■ Written problem:
Repeat each of the entries below character for character, keeping every line unchanged.

(Region boundary data)
════

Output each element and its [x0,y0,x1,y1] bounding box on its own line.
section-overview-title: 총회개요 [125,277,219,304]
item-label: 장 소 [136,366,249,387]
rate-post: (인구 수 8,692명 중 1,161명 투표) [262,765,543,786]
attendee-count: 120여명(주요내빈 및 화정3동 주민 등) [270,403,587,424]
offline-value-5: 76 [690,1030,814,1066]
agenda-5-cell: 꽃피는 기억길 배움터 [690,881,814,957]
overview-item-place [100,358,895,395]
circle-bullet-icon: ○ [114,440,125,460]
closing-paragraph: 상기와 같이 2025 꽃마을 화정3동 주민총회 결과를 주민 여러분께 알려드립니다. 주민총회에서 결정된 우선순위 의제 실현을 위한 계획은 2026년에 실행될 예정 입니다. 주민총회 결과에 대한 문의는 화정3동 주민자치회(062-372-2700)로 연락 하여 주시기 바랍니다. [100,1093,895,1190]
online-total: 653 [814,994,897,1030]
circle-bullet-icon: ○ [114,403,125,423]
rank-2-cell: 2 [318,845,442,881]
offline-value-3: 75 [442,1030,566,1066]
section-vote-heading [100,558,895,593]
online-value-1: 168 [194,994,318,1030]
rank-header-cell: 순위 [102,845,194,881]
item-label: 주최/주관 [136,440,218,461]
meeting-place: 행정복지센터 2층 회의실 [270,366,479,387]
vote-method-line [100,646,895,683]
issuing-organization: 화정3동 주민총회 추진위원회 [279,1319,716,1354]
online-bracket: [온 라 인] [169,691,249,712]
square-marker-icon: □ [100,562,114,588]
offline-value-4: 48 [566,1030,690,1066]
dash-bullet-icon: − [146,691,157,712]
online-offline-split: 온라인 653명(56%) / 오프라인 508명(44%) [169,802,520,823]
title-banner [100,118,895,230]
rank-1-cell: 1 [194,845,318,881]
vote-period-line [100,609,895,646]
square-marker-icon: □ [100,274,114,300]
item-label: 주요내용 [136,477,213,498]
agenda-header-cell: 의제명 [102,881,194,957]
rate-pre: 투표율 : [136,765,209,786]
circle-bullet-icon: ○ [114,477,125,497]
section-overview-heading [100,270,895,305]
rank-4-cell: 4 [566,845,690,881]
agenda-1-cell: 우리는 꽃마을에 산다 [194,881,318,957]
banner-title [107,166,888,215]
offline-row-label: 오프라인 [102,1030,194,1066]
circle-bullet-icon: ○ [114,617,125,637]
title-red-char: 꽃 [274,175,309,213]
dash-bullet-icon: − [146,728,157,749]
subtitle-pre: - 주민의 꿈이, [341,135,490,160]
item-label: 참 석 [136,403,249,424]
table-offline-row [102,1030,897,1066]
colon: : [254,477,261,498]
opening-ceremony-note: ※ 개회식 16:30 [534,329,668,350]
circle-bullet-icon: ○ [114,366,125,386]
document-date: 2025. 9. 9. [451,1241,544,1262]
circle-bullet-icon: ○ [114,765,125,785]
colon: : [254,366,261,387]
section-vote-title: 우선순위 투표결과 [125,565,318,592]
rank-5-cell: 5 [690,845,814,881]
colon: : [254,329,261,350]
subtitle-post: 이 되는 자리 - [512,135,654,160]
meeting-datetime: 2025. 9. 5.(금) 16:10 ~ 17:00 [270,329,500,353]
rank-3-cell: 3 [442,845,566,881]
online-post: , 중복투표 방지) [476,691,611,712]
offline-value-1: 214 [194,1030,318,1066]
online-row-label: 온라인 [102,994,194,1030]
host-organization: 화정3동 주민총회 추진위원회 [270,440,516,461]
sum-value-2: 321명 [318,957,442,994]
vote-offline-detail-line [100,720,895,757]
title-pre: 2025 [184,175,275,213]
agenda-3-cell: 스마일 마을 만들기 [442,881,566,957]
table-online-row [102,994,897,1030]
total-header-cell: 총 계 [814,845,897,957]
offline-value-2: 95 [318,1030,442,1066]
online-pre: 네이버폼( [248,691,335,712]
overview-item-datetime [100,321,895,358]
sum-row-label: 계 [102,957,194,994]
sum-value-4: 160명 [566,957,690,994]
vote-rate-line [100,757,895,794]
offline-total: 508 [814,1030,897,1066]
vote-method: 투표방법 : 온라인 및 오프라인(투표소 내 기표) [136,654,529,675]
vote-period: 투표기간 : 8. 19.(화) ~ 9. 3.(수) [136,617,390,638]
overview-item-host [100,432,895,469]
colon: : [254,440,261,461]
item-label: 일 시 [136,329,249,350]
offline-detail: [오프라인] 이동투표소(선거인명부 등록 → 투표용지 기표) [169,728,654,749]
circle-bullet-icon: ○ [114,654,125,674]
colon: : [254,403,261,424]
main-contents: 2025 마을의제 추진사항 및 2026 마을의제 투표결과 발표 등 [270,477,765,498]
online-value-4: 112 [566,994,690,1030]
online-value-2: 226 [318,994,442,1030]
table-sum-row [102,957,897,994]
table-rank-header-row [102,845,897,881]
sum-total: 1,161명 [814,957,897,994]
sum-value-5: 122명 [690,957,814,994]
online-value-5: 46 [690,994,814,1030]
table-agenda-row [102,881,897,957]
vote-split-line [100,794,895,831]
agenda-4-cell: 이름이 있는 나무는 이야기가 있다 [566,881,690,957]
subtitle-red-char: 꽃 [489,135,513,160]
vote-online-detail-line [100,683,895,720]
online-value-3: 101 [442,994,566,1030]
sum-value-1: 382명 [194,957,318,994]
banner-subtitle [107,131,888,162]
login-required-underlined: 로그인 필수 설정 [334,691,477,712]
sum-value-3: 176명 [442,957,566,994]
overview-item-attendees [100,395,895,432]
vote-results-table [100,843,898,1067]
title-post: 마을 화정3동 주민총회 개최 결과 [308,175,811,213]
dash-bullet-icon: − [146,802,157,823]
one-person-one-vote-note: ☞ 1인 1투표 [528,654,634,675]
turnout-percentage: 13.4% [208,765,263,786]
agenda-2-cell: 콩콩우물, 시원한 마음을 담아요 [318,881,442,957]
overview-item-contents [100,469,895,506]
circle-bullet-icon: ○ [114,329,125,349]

════

■ Worked answer:
Output each element and its [x0,y0,x1,y1] bounding box on its own line.
section-overview-title: 총회개요 [125,277,219,304]
item-label: 장 소 [136,366,249,387]
rate-post: (인구 수 8,692명 중 1,161명 투표) [262,765,543,786]
attendee-count: 120여명(주요내빈 및 화정3동 주민 등) [270,403,587,424]
offline-value-5: 76 [690,1030,814,1066]
agenda-5-cell: 꽃피는 기억길 배움터 [690,881,814,957]
overview-item-place [100,358,895,395]
circle-bullet-icon: ○ [114,440,125,460]
closing-paragraph: 상기와 같이 2025 꽃마을 화정3동 주민총회 결과를 주민 여러분께 알려드립니다. 주민총회에서 결정된 우선순위 의제 실현을 위한 계획은 2026년에 실행될 예정 입니다. 주민총회 결과에 대한 문의는 화정3동 주민자치회(062-372-2700)로 연락 하여 주시기 바랍니다. [100,1093,895,1190]
online-total: 653 [814,994,897,1030]
circle-bullet-icon: ○ [114,403,125,423]
rank-2-cell: 2 [318,845,442,881]
offline-value-3: 75 [442,1030,566,1066]
section-vote-heading [100,558,895,593]
online-value-1: 168 [194,994,318,1030]
rank-header-cell: 순위 [102,845,194,881]
item-label: 주최/주관 [136,440,218,461]
meeting-place: 행정복지센터 2층 회의실 [270,366,479,387]
vote-method-line [100,646,895,683]
issuing-organization: 화정3동 주민총회 추진위원회 [279,1319,716,1354]
online-bracket: [온 라 인] [169,691,249,712]
square-marker-icon: □ [100,562,114,588]
offline-value-4: 48 [566,1030,690,1066]
dash-bullet-icon: − [146,691,157,712]
online-offline-split: 온라인 653명(56%) / 오프라인 508명(44%) [169,802,520,823]
title-banner [100,118,895,230]
rank-1-cell: 1 [194,845,318,881]
vote-period-line [100,609,895,646]
square-marker-icon: □ [100,274,114,300]
item-label: 주요내용 [136,477,213,498]
agenda-header-cell: 의제명 [102,881,194,957]
rate-pre: 투표율 : [136,765,209,786]
circle-bullet-icon: ○ [114,477,125,497]
section-overview-heading [100,270,895,305]
rank-4-cell: 4 [566,845,690,881]
agenda-1-cell: 우리는 꽃마을에 산다 [194,881,318,957]
banner-title [107,166,888,215]
offline-row-label: 오프라인 [102,1030,194,1066]
circle-bullet-icon: ○ [114,617,125,637]
title-red-char: 꽃 [274,175,309,213]
dash-bullet-icon: − [146,728,157,749]
subtitle-pre: - 주민의 꿈이, [341,135,490,160]
item-label: 참 석 [136,403,249,424]
table-offline-row [102,1030,897,1066]
colon: : [254,477,261,498]
opening-ceremony-note: ※ 개회식 16:30 [534,329,668,350]
circle-bullet-icon: ○ [114,366,125,386]
document-date: 2025. 9. 9. [451,1241,544,1262]
circle-bullet-icon: ○ [114,765,125,785]
colon: : [254,366,261,387]
section-vote-title: 우선순위 투표결과 [125,565,318,592]
rank-5-cell: 5 [690,845,814,881]
colon: : [254,329,261,350]
subtitle-post: 이 되는 자리 - [512,135,654,160]
meeting-datetime: 2025. 9. 5.(금) 16:10 ~ 17:00 [270,329,500,353]
rank-3-cell: 3 [442,845,566,881]
online-post: , 중복투표 방지) [476,691,611,712]
offline-value-1: 214 [194,1030,318,1066]
online-row-label: 온라인 [102,994,194,1030]
host-organization: 화정3동 주민총회 추진위원회 [270,440,516,461]
sum-value-2: 321명 [318,957,442,994]
vote-offline-detail-line [100,720,895,757]
title-pre: 2025 [184,175,275,213]
agenda-3-cell: 스마일 마을 만들기 [442,881,566,957]
table-online-row [102,994,897,1030]
total-header-cell: 총 계 [814,845,897,957]
offline-value-2: 95 [318,1030,442,1066]
online-pre: 네이버폼( [248,691,335,712]
overview-item-datetime [100,321,895,358]
sum-row-label: 계 [102,957,194,994]
sum-value-4: 160명 [566,957,690,994]
vote-rate-line [100,757,895,794]
offline-total: 508 [814,1030,897,1066]
vote-method: 투표방법 : 온라인 및 오프라인(투표소 내 기표) [136,654,529,675]
vote-period: 투표기간 : 8. 19.(화) ~ 9. 3.(수) [136,617,390,638]
overview-item-host [100,432,895,469]
colon: : [254,440,261,461]
item-label: 일 시 [136,329,249,350]
offline-detail: [오프라인] 이동투표소(선거인명부 등록 → 투표용지 기표) [169,728,654,749]
circle-bullet-icon: ○ [114,654,125,674]
colon: : [254,403,261,424]
main-contents: 2025 마을의제 추진사항 및 2026 마을의제 투표결과 발표 등 [270,477,765,498]
online-value-4: 112 [566,994,690,1030]
online-value-2: 226 [318,994,442,1030]
table-sum-row [102,957,897,994]
table-rank-header-row [102,845,897,881]
sum-total: 1,161명 [814,957,897,994]
sum-value-5: 122명 [690,957,814,994]
online-value-5: 46 [690,994,814,1030]
table-agenda-row [102,881,897,957]
vote-split-line [100,794,895,831]
agenda-4-cell: 이름이 있는 나무는 이야기가 있다 [566,881,690,957]
subtitle-red-char: 꽃 [489,135,513,160]
vote-online-detail-line [100,683,895,720]
online-value-3: 101 [442,994,566,1030]
sum-value-1: 382명 [194,957,318,994]
banner-subtitle [107,131,888,162]
login-required-underlined: 로그인 필수 설정 [334,691,477,712]
sum-value-3: 176명 [442,957,566,994]
overview-item-attendees [100,395,895,432]
vote-results-table [100,843,898,1067]
title-post: 마을 화정3동 주민총회 개최 결과 [308,175,811,213]
dash-bullet-icon: − [146,802,157,823]
one-person-one-vote-note: ☞ 1인 1투표 [528,654,634,675]
turnout-percentage: 13.4% [208,765,263,786]
agenda-2-cell: 콩콩우물, 시원한 마음을 담아요 [318,881,442,957]
overview-item-contents [100,469,895,506]
circle-bullet-icon: ○ [114,329,125,349]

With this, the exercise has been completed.